▼

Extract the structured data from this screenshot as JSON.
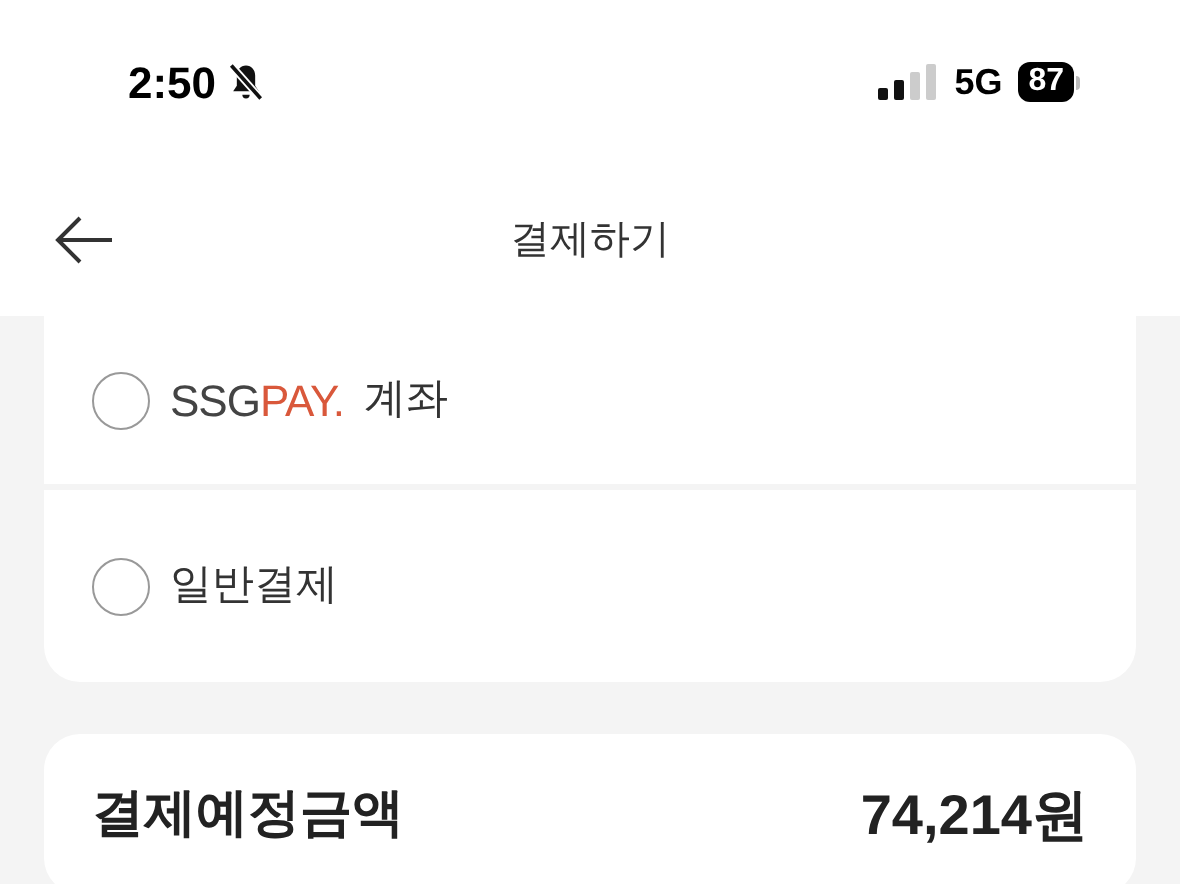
{
  "status_bar": {
    "time": "2:50",
    "network": "5G",
    "battery": "87"
  },
  "header": {
    "title": "결제하기"
  },
  "payment_options": [
    {
      "kind": "brand",
      "brand_dark": "SSG",
      "brand_accent": "PAY.",
      "label": "계좌",
      "selected": false
    },
    {
      "kind": "plain",
      "label": "일반결제",
      "selected": false
    }
  ],
  "summary": {
    "label": "결제예정금액",
    "amount": "74,214원"
  }
}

▲

What to produce
Repeat the data above exactly, but not the pictures.

Output of the task
Extract the structured data from this screenshot as JSON.
{
  "status_bar": {
    "time": "2:50",
    "network": "5G",
    "battery": "87"
  },
  "header": {
    "title": "결제하기"
  },
  "payment_options": [
    {
      "kind": "brand",
      "brand_dark": "SSG",
      "brand_accent": "PAY.",
      "label": "계좌",
      "selected": false
    },
    {
      "kind": "plain",
      "label": "일반결제",
      "selected": false
    }
  ],
  "summary": {
    "label": "결제예정금액",
    "amount": "74,214원"
  }
}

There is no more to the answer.